---------- Data for this exercise

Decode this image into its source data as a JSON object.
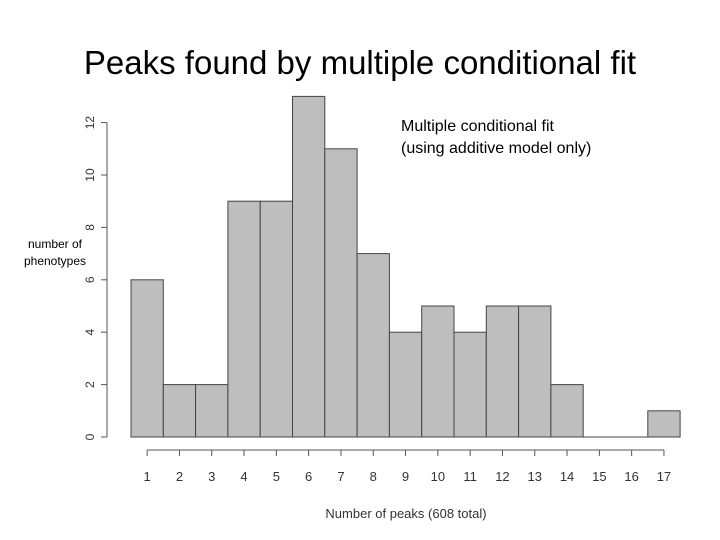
{
  "slide": {
    "title": "Peaks found by multiple conditional fit",
    "annotation_line1": "Multiple conditional fit",
    "annotation_line2": "(using additive model only)",
    "ylabel_line1": "number of",
    "ylabel_line2": "phenotypes"
  },
  "chart_data": {
    "type": "bar",
    "title": "Peaks found by multiple conditional fit",
    "xlabel": "Number of peaks (608 total)",
    "ylabel": "number of phenotypes",
    "categories": [
      "1",
      "2",
      "3",
      "4",
      "5",
      "6",
      "7",
      "8",
      "9",
      "10",
      "11",
      "12",
      "13",
      "14",
      "15",
      "16",
      "17"
    ],
    "values": [
      6,
      2,
      2,
      9,
      9,
      13,
      11,
      7,
      4,
      5,
      4,
      5,
      5,
      2,
      0,
      0,
      1
    ],
    "yticks": [
      0,
      2,
      4,
      6,
      8,
      10,
      12
    ],
    "ylim": [
      0,
      13
    ],
    "grid": false,
    "bar_color": "#bebebe",
    "bar_edge_color": "#444444"
  }
}
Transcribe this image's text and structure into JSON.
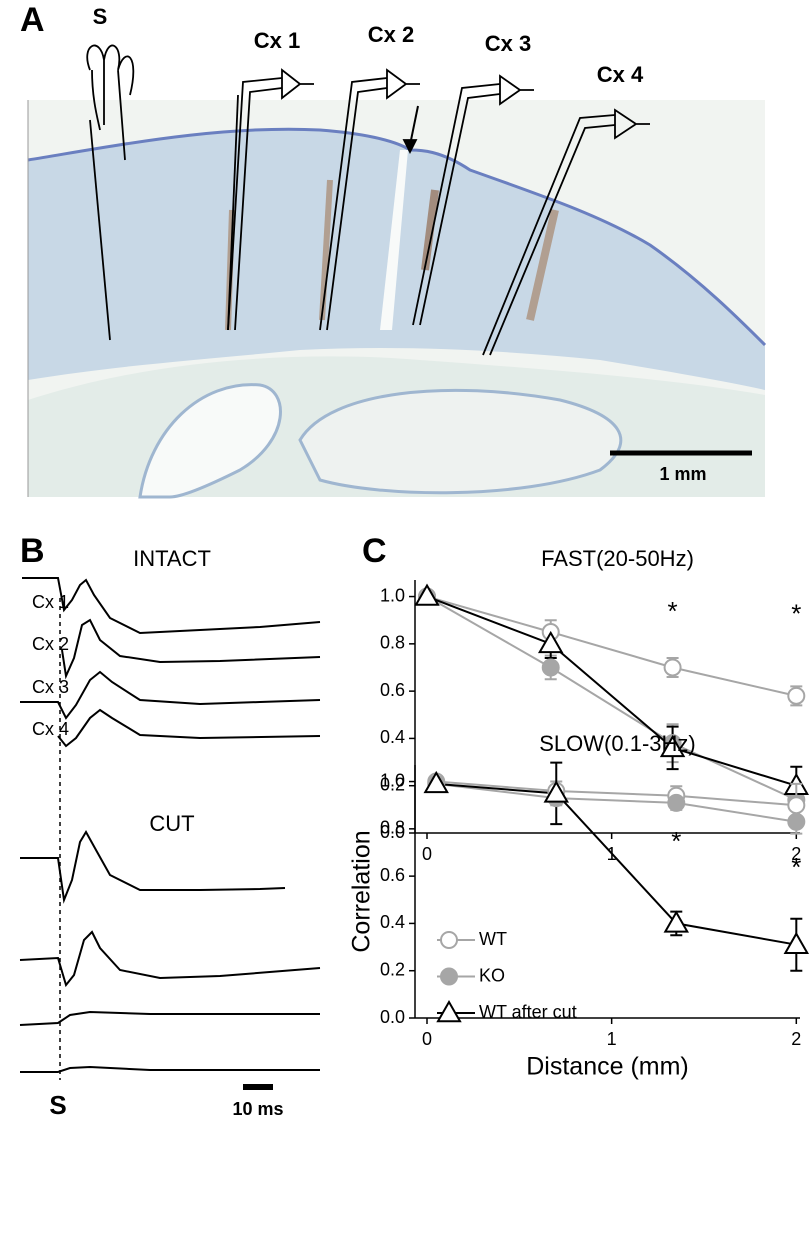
{
  "panel_a": {
    "label": "A",
    "stim_label": "S",
    "electrodes": [
      "Cx 1",
      "Cx 2",
      "Cx 3",
      "Cx 4"
    ],
    "scale_bar": "1 mm"
  },
  "panel_b": {
    "label": "B",
    "intact_title": "INTACT",
    "cut_title": "CUT",
    "trace_labels": [
      "Cx 1",
      "Cx 2",
      "Cx 3",
      "Cx 4"
    ],
    "stim_label": "S",
    "time_scale": "10 ms"
  },
  "panel_c": {
    "label": "C"
  },
  "chart_data": [
    {
      "type": "line",
      "title": "FAST(20-50Hz)",
      "xlim": [
        -0.065,
        2.02
      ],
      "ylim": [
        0,
        1.07
      ],
      "xticks": [
        0,
        1,
        2
      ],
      "yticks": [
        {
          "value": 0,
          "label": "0.0"
        },
        0.2,
        0.4,
        0.6,
        0.8,
        {
          "value": 1,
          "label": "1.0"
        }
      ],
      "series": [
        {
          "name": "WT",
          "color": "#a6a6a6",
          "marker": "open-circle",
          "x": [
            0,
            0.67,
            1.33,
            2
          ],
          "values": [
            1.0,
            0.85,
            0.7,
            0.58
          ],
          "errors": [
            0.01,
            0.05,
            0.04,
            0.04
          ]
        },
        {
          "name": "KO",
          "color": "#a6a6a6",
          "marker": "filled-circle",
          "x": [
            0,
            0.67,
            1.33,
            2
          ],
          "values": [
            1.0,
            0.7,
            0.38,
            0.14
          ],
          "errors": [
            0.01,
            0.05,
            0.08,
            0.04
          ]
        },
        {
          "name": "WT after cut",
          "color": "#000000",
          "marker": "open-triangle",
          "x": [
            0,
            0.67,
            1.33,
            2
          ],
          "values": [
            1.0,
            0.8,
            0.36,
            0.2
          ],
          "errors": [
            0.01,
            0.06,
            0.09,
            0.08
          ]
        }
      ],
      "annotations": [
        {
          "text": "*",
          "x": 1.33,
          "y": 0.93
        },
        {
          "text": "*",
          "x": 2,
          "y": 0.92
        }
      ]
    },
    {
      "type": "line",
      "title": "SLOW(0.1-3Hz)",
      "xlabel": "Distance (mm)",
      "ylabel": "Correlation",
      "xlim": [
        -0.065,
        2.02
      ],
      "ylim": [
        0,
        1.07
      ],
      "xticks": [
        0,
        1,
        2
      ],
      "yticks": [
        {
          "value": 0,
          "label": "0.0"
        },
        0.2,
        0.4,
        0.6,
        0.8,
        {
          "value": 1,
          "label": "1.0"
        }
      ],
      "legend": "lower left",
      "series": [
        {
          "name": "WT",
          "color": "#a6a6a6",
          "marker": "open-circle",
          "x": [
            0.05,
            0.7,
            1.35,
            2
          ],
          "values": [
            1.0,
            0.96,
            0.94,
            0.9
          ],
          "errors": [
            0.01,
            0.04,
            0.04,
            0.09
          ]
        },
        {
          "name": "KO",
          "color": "#a6a6a6",
          "marker": "filled-circle",
          "x": [
            0.05,
            0.7,
            1.35,
            2
          ],
          "values": [
            0.99,
            0.93,
            0.91,
            0.83
          ],
          "errors": [
            0.01,
            0.03,
            0.03,
            0.05
          ]
        },
        {
          "name": "WT after cut",
          "color": "#000000",
          "marker": "open-triangle",
          "x": [
            0.05,
            0.7,
            1.35,
            2
          ],
          "values": [
            0.99,
            0.95,
            0.4,
            0.31
          ],
          "errors": [
            0.01,
            0.13,
            0.05,
            0.11
          ]
        }
      ],
      "annotations": [
        {
          "text": "*",
          "x": 1.35,
          "y": 0.74
        },
        {
          "text": "*",
          "x": 2,
          "y": 0.63
        }
      ]
    }
  ]
}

--------------------

Omit every picture, and otherwise quote the entries exactly.

Decode this image into its source data as a JSON object.
{
  "slide": {
    "title": "Peaks found by multiple conditional fit",
    "annotation_line1": "Multiple conditional fit",
    "annotation_line2": "(using additive model only)",
    "ylabel_line1": "number of",
    "ylabel_line2": "phenotypes"
  },
  "chart_data": {
    "type": "bar",
    "title": "Peaks found by multiple conditional fit",
    "xlabel": "Number of peaks (608 total)",
    "ylabel": "number of phenotypes",
    "categories": [
      "1",
      "2",
      "3",
      "4",
      "5",
      "6",
      "7",
      "8",
      "9",
      "10",
      "11",
      "12",
      "13",
      "14",
      "15",
      "16",
      "17"
    ],
    "values": [
      6,
      2,
      2,
      9,
      9,
      13,
      11,
      7,
      4,
      5,
      4,
      5,
      5,
      2,
      0,
      0,
      1
    ],
    "yticks": [
      0,
      2,
      4,
      6,
      8,
      10,
      12
    ],
    "ylim": [
      0,
      13
    ],
    "grid": false,
    "bar_color": "#bebebe",
    "bar_edge_color": "#444444"
  }
}
Transcribe this image's text and structure into JSON.
{
  "panel_a": {
    "label": "A",
    "stim_label": "S",
    "electrodes": [
      "Cx 1",
      "Cx 2",
      "Cx 3",
      "Cx 4"
    ],
    "scale_bar": "1 mm"
  },
  "panel_b": {
    "label": "B",
    "intact_title": "INTACT",
    "cut_title": "CUT",
    "trace_labels": [
      "Cx 1",
      "Cx 2",
      "Cx 3",
      "Cx 4"
    ],
    "stim_label": "S",
    "time_scale": "10 ms"
  },
  "panel_c": {
    "label": "C"
  },
  "chart_data": [
    {
      "type": "line",
      "title": "FAST(20-50Hz)",
      "xlim": [
        -0.065,
        2.02
      ],
      "ylim": [
        0,
        1.07
      ],
      "xticks": [
        0,
        1,
        2
      ],
      "yticks": [
        {
          "value": 0,
          "label": "0.0"
        },
        0.2,
        0.4,
        0.6,
        0.8,
        {
          "value": 1,
          "label": "1.0"
        }
      ],
      "series": [
        {
          "name": "WT",
          "color": "#a6a6a6",
          "marker": "open-circle",
          "x": [
            0,
            0.67,
            1.33,
            2
          ],
          "values": [
            1.0,
            0.85,
            0.7,
            0.58
          ],
          "errors": [
            0.01,
            0.05,
            0.04,
            0.04
          ]
        },
        {
          "name": "KO",
          "color": "#a6a6a6",
          "marker": "filled-circle",
          "x": [
            0,
            0.67,
            1.33,
            2
          ],
          "values": [
            1.0,
            0.7,
            0.38,
            0.14
          ],
          "errors": [
            0.01,
            0.05,
            0.08,
            0.04
          ]
        },
        {
          "name": "WT after cut",
          "color": "#000000",
          "marker": "open-triangle",
          "x": [
            0,
            0.67,
            1.33,
            2
          ],
          "values": [
            1.0,
            0.8,
            0.36,
            0.2
          ],
          "errors": [
            0.01,
            0.06,
            0.09,
            0.08
          ]
        }
      ],
      "annotations": [
        {
          "text": "*",
          "x": 1.33,
          "y": 0.93
        },
        {
          "text": "*",
          "x": 2,
          "y": 0.92
        }
      ]
    },
    {
      "type": "line",
      "title": "SLOW(0.1-3Hz)",
      "xlabel": "Distance (mm)",
      "ylabel": "Correlation",
      "xlim": [
        -0.065,
        2.02
      ],
      "ylim": [
        0,
        1.07
      ],
      "xticks": [
        0,
        1,
        2
      ],
      "yticks": [
        {
          "value": 0,
          "label": "0.0"
        },
        0.2,
        0.4,
        0.6,
        0.8,
        {
          "value": 1,
          "label": "1.0"
        }
      ],
      "legend": "lower left",
      "series": [
        {
          "name": "WT",
          "color": "#a6a6a6",
          "marker": "open-circle",
          "x": [
            0.05,
            0.7,
            1.35,
            2
          ],
          "values": [
            1.0,
            0.96,
            0.94,
            0.9
          ],
          "errors": [
            0.01,
            0.04,
            0.04,
            0.09
          ]
        },
        {
          "name": "KO",
          "color": "#a6a6a6",
          "marker": "filled-circle",
          "x": [
            0.05,
            0.7,
            1.35,
            2
          ],
          "values": [
            0.99,
            0.93,
            0.91,
            0.83
          ],
          "errors": [
            0.01,
            0.03,
            0.03,
            0.05
          ]
        },
        {
          "name": "WT after cut",
          "color": "#000000",
          "marker": "open-triangle",
          "x": [
            0.05,
            0.7,
            1.35,
            2
          ],
          "values": [
            0.99,
            0.95,
            0.4,
            0.31
          ],
          "errors": [
            0.01,
            0.13,
            0.05,
            0.11
          ]
        }
      ],
      "annotations": [
        {
          "text": "*",
          "x": 1.35,
          "y": 0.74
        },
        {
          "text": "*",
          "x": 2,
          "y": 0.63
        }
      ]
    }
  ]
}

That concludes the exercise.